# start of DATASET EXTRACT

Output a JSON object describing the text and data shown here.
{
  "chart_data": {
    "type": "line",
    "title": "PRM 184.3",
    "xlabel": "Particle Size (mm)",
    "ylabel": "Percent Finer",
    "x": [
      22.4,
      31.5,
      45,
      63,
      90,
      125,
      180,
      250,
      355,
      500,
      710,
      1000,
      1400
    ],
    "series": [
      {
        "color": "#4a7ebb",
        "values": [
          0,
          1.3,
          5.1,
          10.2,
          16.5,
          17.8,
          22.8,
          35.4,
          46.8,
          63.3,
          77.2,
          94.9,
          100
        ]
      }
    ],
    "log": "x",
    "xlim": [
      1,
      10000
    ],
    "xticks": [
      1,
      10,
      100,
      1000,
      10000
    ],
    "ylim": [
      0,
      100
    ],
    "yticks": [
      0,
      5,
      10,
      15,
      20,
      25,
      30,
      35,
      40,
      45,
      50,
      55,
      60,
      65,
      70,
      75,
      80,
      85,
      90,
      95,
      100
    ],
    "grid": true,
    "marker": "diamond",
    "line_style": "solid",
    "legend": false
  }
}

# end of DATASET EXTRACT

THE REQUEST – Each record above should be output again exactly.

THE ANSWER –
Output a JSON object describing the text and data shown here.
{
  "chart_data": {
    "type": "line",
    "title": "PRM 184.3",
    "xlabel": "Particle Size (mm)",
    "ylabel": "Percent Finer",
    "x": [
      22.4,
      31.5,
      45,
      63,
      90,
      125,
      180,
      250,
      355,
      500,
      710,
      1000,
      1400
    ],
    "series": [
      {
        "color": "#4a7ebb",
        "values": [
          0,
          1.3,
          5.1,
          10.2,
          16.5,
          17.8,
          22.8,
          35.4,
          46.8,
          63.3,
          77.2,
          94.9,
          100
        ]
      }
    ],
    "log": "x",
    "xlim": [
      1,
      10000
    ],
    "xticks": [
      1,
      10,
      100,
      1000,
      10000
    ],
    "ylim": [
      0,
      100
    ],
    "yticks": [
      0,
      5,
      10,
      15,
      20,
      25,
      30,
      35,
      40,
      45,
      50,
      55,
      60,
      65,
      70,
      75,
      80,
      85,
      90,
      95,
      100
    ],
    "grid": true,
    "marker": "diamond",
    "line_style": "solid",
    "legend": false
  }
}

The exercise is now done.